● What you are asked to do
Can you recast the records below as a numbered list, one item per line, with blank lines dropped and the pictures left out?

** START Record extracts **

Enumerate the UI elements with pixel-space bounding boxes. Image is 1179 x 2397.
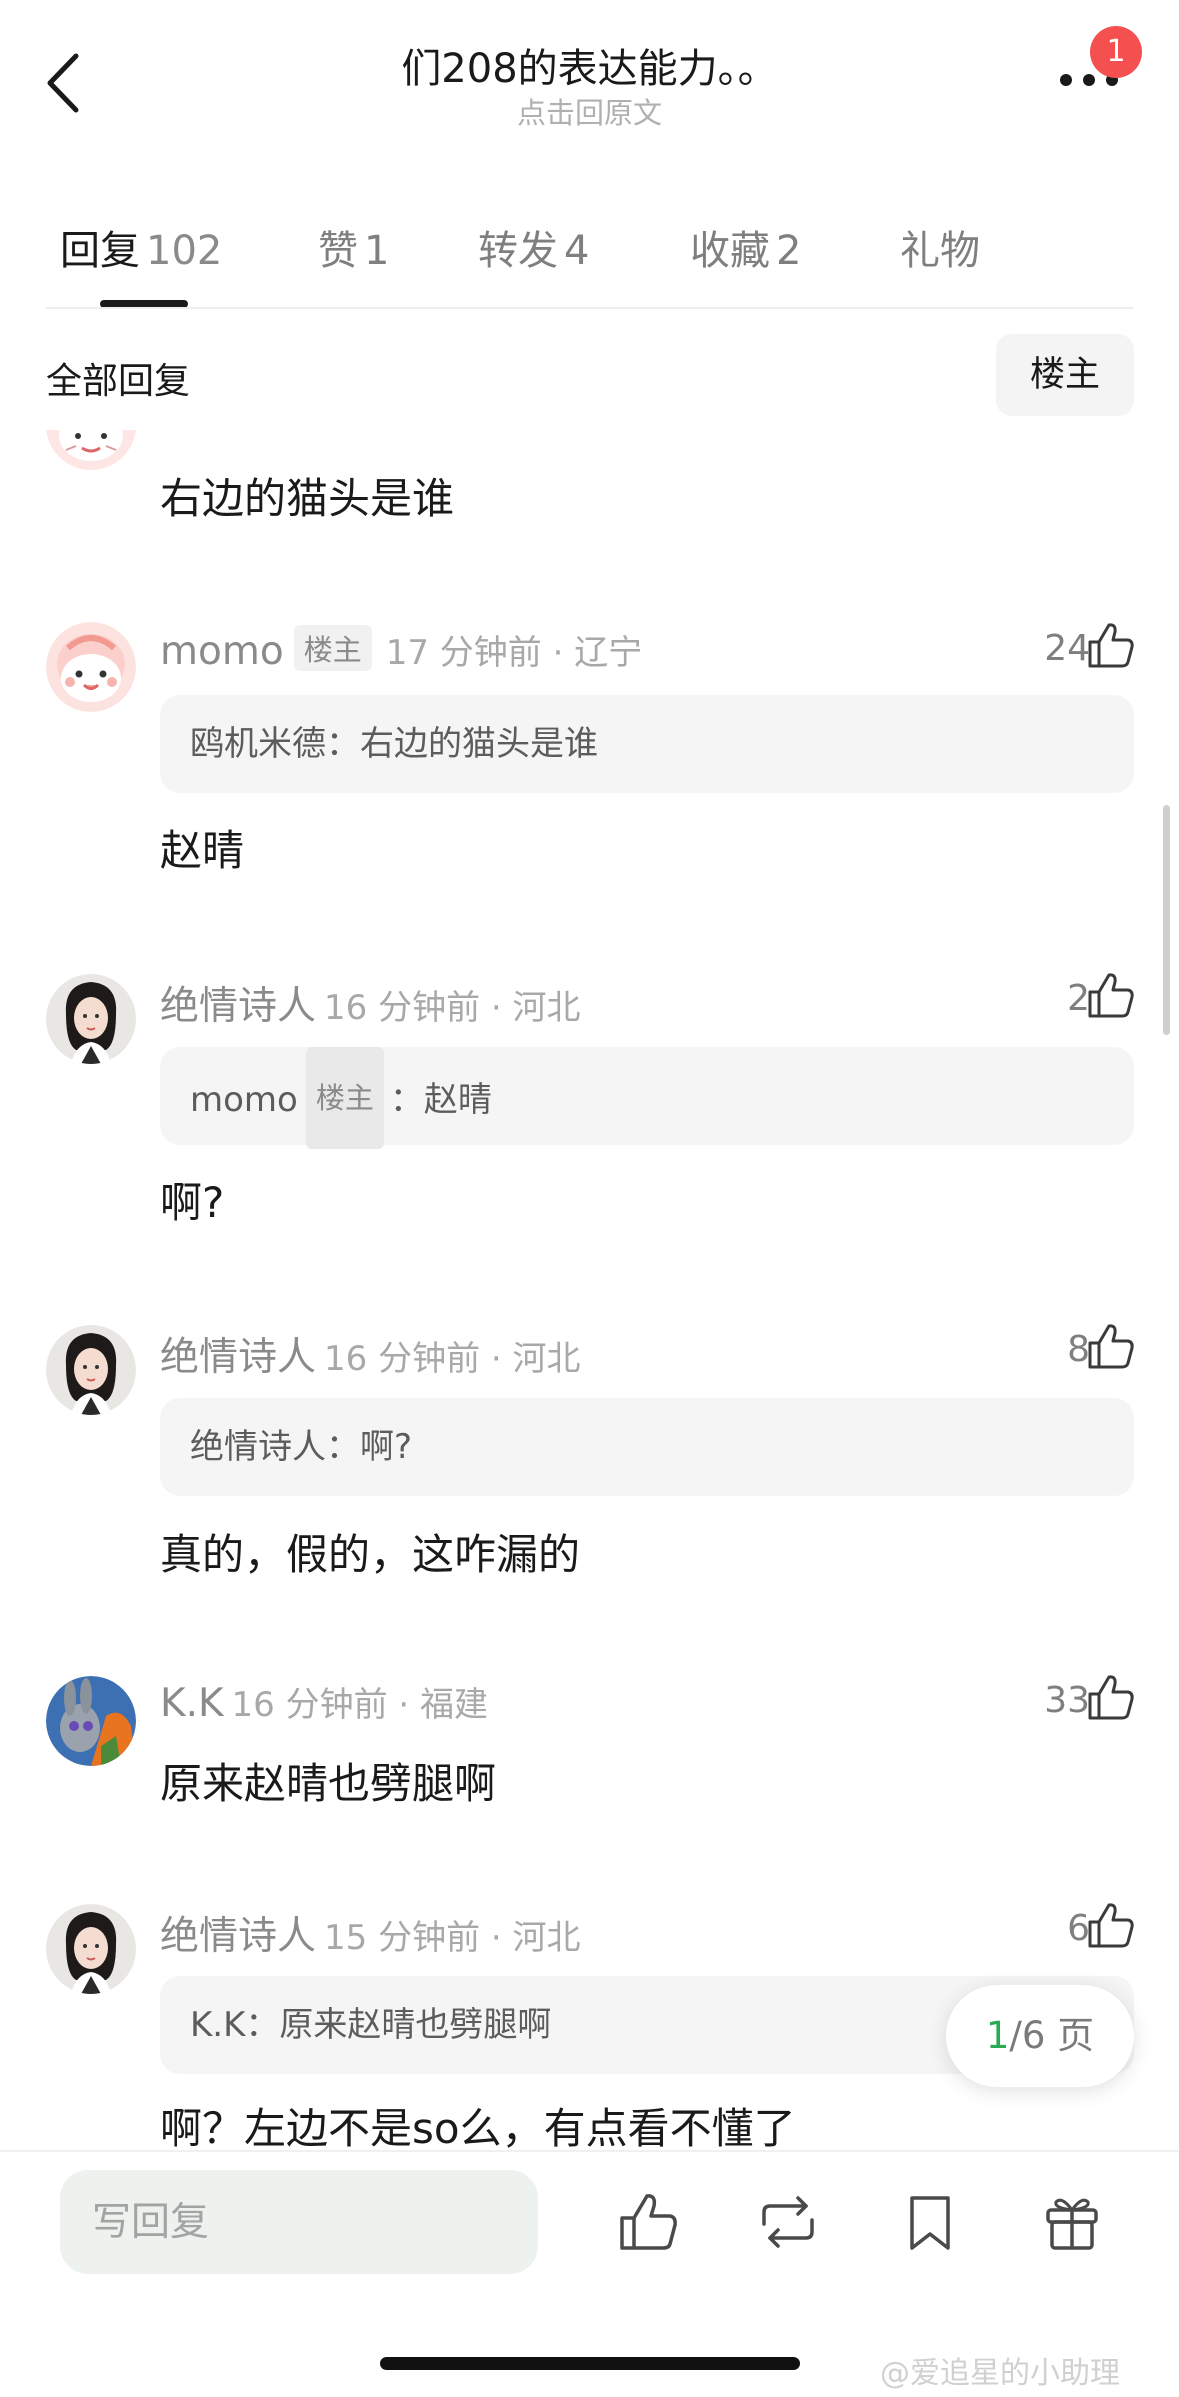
page-indicator-button[interactable]: 1/6 页: [946, 1985, 1134, 2087]
thumbs-up-icon[interactable]: [1086, 620, 1136, 670]
gift-icon[interactable]: [1040, 2190, 1104, 2254]
notification-badge: 1: [1090, 26, 1142, 78]
quote-text: 绝情诗人：啊?: [190, 1427, 413, 1467]
bookmark-icon[interactable]: [898, 2190, 962, 2254]
author-name[interactable]: 绝情诗人: [160, 1335, 316, 1380]
like-count: 8: [1067, 1329, 1090, 1370]
comment-text: 啊?: [160, 1178, 225, 1227]
thumbs-up-icon[interactable]: [1086, 1900, 1136, 1950]
tab-reposts[interactable]: 转发 4: [478, 218, 589, 276]
comment-meta: 16 分钟前 · 河北: [324, 988, 581, 1028]
like-count: 2: [1067, 978, 1090, 1019]
comment-author[interactable]: momo 楼主 17 分钟前 · 辽宁: [160, 625, 642, 674]
comment-author[interactable]: 绝情诗人 15 分钟前 · 河北: [160, 1905, 581, 1961]
like-count: 24: [1044, 628, 1090, 669]
tab-replies[interactable]: 回复 102: [60, 218, 222, 276]
op-only-filter-button[interactable]: 楼主: [996, 334, 1134, 416]
total-pages: /6 页: [1009, 2014, 1095, 2057]
watermark: @爱追星的小助理: [880, 2356, 1120, 2391]
author-name[interactable]: 绝情诗人: [160, 1914, 316, 1959]
avatar[interactable]: [46, 974, 136, 1064]
back-to-original-link[interactable]: 点击回原文: [0, 90, 1179, 132]
comment-text: 真的，假的，这咋漏的: [160, 1530, 581, 1579]
tabs-divider: [46, 307, 1134, 309]
comment-meta: 17 分钟前 · 辽宁: [385, 633, 643, 673]
avatar[interactable]: [46, 1904, 136, 1994]
repost-icon[interactable]: [756, 2190, 820, 2254]
quoted-reply[interactable]: momo 楼主 ：赵晴: [160, 1047, 1134, 1149]
quoted-reply[interactable]: 鸥机米德：右边的猫头是谁: [160, 695, 1134, 793]
comment-text-clip: 啊？左边不是so么，有点看不懂了: [0, 2085, 1179, 2149]
comment-text: 赵晴: [160, 826, 245, 875]
author-name[interactable]: K.K: [160, 1681, 224, 1726]
tab-favorites[interactable]: 收藏 2: [690, 218, 801, 276]
comment-meta: 16 分钟前 · 福建: [231, 1685, 489, 1725]
comment-text: 原来赵晴也劈腿啊: [160, 1759, 497, 1808]
author-name[interactable]: momo: [160, 629, 284, 674]
comment-author[interactable]: K.K 16 分钟前 · 福建: [160, 1677, 488, 1726]
comment-meta: 15 分钟前 · 河北: [324, 1918, 581, 1958]
quote-text: K.K：原来赵晴也劈腿啊: [190, 2005, 552, 2045]
current-page: 1: [985, 2014, 1010, 2057]
quote-text: momo 楼主 ：赵晴: [190, 1047, 492, 1149]
like-count: 6: [1067, 1908, 1090, 1949]
avatar[interactable]: [46, 1676, 136, 1766]
page-title[interactable]: 们208的表达能力。。: [0, 36, 1179, 94]
section-title: 全部回复: [46, 361, 191, 402]
home-indicator[interactable]: [380, 2357, 800, 2370]
thumbs-up-icon[interactable]: [1086, 970, 1136, 1020]
comment-text: 啊？左边不是so么，有点看不懂了: [160, 2104, 796, 2149]
tab-likes[interactable]: 赞1: [318, 218, 389, 276]
comment-author[interactable]: 绝情诗人 16 分钟前 · 河北: [160, 975, 581, 1031]
comment-meta: 16 分钟前 · 河北: [324, 1339, 581, 1379]
bottom-bar-divider: [0, 2150, 1179, 2152]
quote-text: 鸥机米德：右边的猫头是谁: [190, 724, 598, 764]
like-count: 33: [1044, 1680, 1090, 1721]
like-icon[interactable]: [616, 2190, 680, 2254]
scrollbar[interactable]: [1163, 805, 1170, 1035]
quoted-reply[interactable]: 绝情诗人：啊?: [160, 1398, 1134, 1496]
thumbs-up-icon[interactable]: [1086, 1321, 1136, 1371]
op-badge: 楼主: [293, 625, 372, 671]
avatar[interactable]: [46, 430, 136, 470]
comment-text: 右边的猫头是谁: [160, 474, 455, 523]
tab-gifts[interactable]: 礼物: [900, 218, 986, 276]
author-name[interactable]: 绝情诗人: [160, 984, 316, 1029]
comment-item: 右边的猫头是谁: [0, 430, 1179, 540]
avatar[interactable]: [46, 1325, 136, 1415]
thumbs-up-icon[interactable]: [1086, 1672, 1136, 1722]
reply-input[interactable]: [60, 2170, 538, 2274]
comment-author[interactable]: 绝情诗人 16 分钟前 · 河北: [160, 1326, 581, 1382]
avatar[interactable]: [46, 622, 136, 712]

** END Record extracts **

● Answer to this task
1. Enumerate the UI elements with pixel-space bounding boxes. Image is 1179 x 2397.
2. page-indicator-button[interactable]: 1/6 页: [946, 1985, 1134, 2087]
3. thumbs-up-icon[interactable]: [1086, 620, 1136, 670]
4. gift-icon[interactable]: [1040, 2190, 1104, 2254]
5. notification-badge: 1: [1090, 26, 1142, 78]
6. quote-text: 绝情诗人：啊?: [190, 1427, 413, 1467]
7. bookmark-icon[interactable]: [898, 2190, 962, 2254]
8. author-name[interactable]: 绝情诗人: [160, 1335, 316, 1380]
9. like-count: 8: [1067, 1329, 1090, 1370]
10. comment-text: 啊?: [160, 1178, 225, 1227]
11. thumbs-up-icon[interactable]: [1086, 1900, 1136, 1950]
12. tab-reposts[interactable]: 转发 4: [478, 218, 589, 276]
13. comment-meta: 16 分钟前 · 河北: [324, 988, 581, 1028]
14. like-count: 2: [1067, 978, 1090, 1019]
15. comment-author[interactable]: momo 楼主 17 分钟前 · 辽宁: [160, 625, 642, 674]
16. comment-author[interactable]: 绝情诗人 15 分钟前 · 河北: [160, 1905, 581, 1961]
17. like-count: 24: [1044, 628, 1090, 669]
18. tab-replies[interactable]: 回复 102: [60, 218, 222, 276]
19. op-only-filter-button[interactable]: 楼主: [996, 334, 1134, 416]
20. total-pages: /6 页: [1009, 2014, 1095, 2057]
21. watermark: @爱追星的小助理: [880, 2356, 1120, 2391]
22. author-name[interactable]: 绝情诗人: [160, 1914, 316, 1959]
23. avatar[interactable]: [46, 974, 136, 1064]
24. back-to-original-link[interactable]: 点击回原文: [0, 90, 1179, 132]
25. comment-text: 真的，假的，这咋漏的: [160, 1530, 581, 1579]
26. tabs-divider: [46, 307, 1134, 309]
27. comment-meta: 17 分钟前 · 辽宁: [385, 633, 643, 673]
28. avatar[interactable]: [46, 1904, 136, 1994]
29. repost-icon[interactable]: [756, 2190, 820, 2254]
30. quoted-reply[interactable]: momo 楼主 ：赵晴: [160, 1047, 1134, 1149]
31. quoted-reply[interactable]: 鸥机米德：右边的猫头是谁: [160, 695, 1134, 793]
32. comment-text-clip: 啊？左边不是so么，有点看不懂了: [0, 2085, 1179, 2149]
33. comment-text: 赵晴: [160, 826, 245, 875]
34. author-name[interactable]: K.K: [160, 1681, 224, 1726]
35. tab-favorites[interactable]: 收藏 2: [690, 218, 801, 276]
36. comment-meta: 16 分钟前 · 福建: [231, 1685, 489, 1725]
37. comment-text: 原来赵晴也劈腿啊: [160, 1759, 497, 1808]
38. author-name[interactable]: momo: [160, 629, 284, 674]
39. comment-author[interactable]: K.K 16 分钟前 · 福建: [160, 1677, 488, 1726]
40. comment-meta: 15 分钟前 · 河北: [324, 1918, 581, 1958]
41. quote-text: K.K：原来赵晴也劈腿啊: [190, 2005, 552, 2045]
42. current-page: 1: [985, 2014, 1010, 2057]
43. quote-text: momo 楼主 ：赵晴: [190, 1047, 492, 1149]
44. like-count: 6: [1067, 1908, 1090, 1949]
45. avatar[interactable]: [46, 1676, 136, 1766]
46. page-title[interactable]: 们208的表达能力。。: [0, 36, 1179, 94]
47. section-title: 全部回复: [46, 361, 191, 402]
48. home-indicator[interactable]: [380, 2357, 800, 2370]
49. thumbs-up-icon[interactable]: [1086, 970, 1136, 1020]
50. comment-text: 啊？左边不是so么，有点看不懂了: [160, 2104, 796, 2149]
51. tab-likes[interactable]: 赞1: [318, 218, 389, 276]
52. comment-author[interactable]: 绝情诗人 16 分钟前 · 河北: [160, 975, 581, 1031]
53. comment-meta: 16 分钟前 · 河北: [324, 1339, 581, 1379]
54. bottom-bar-divider: [0, 2150, 1179, 2152]
55. quote-text: 鸥机米德：右边的猫头是谁: [190, 724, 598, 764]
56. like-count: 33: [1044, 1680, 1090, 1721]
57. like-icon[interactable]: [616, 2190, 680, 2254]
58. scrollbar[interactable]: [1163, 805, 1170, 1035]
59. quoted-reply[interactable]: 绝情诗人：啊?: [160, 1398, 1134, 1496]
60. thumbs-up-icon[interactable]: [1086, 1321, 1136, 1371]
61. op-badge: 楼主: [293, 625, 372, 671]
62. avatar[interactable]: [46, 430, 136, 470]
63. comment-text: 右边的猫头是谁: [160, 474, 455, 523]
64. tab-gifts[interactable]: 礼物: [900, 218, 986, 276]
65. author-name[interactable]: 绝情诗人: [160, 984, 316, 1029]
66. comment-item: 右边的猫头是谁: [0, 430, 1179, 540]
67. avatar[interactable]: [46, 1325, 136, 1415]
68. thumbs-up-icon[interactable]: [1086, 1672, 1136, 1722]
69. reply-input[interactable]: [60, 2170, 538, 2274]
70. comment-author[interactable]: 绝情诗人 16 分钟前 · 河北: [160, 1326, 581, 1382]
71. avatar[interactable]: [46, 622, 136, 712]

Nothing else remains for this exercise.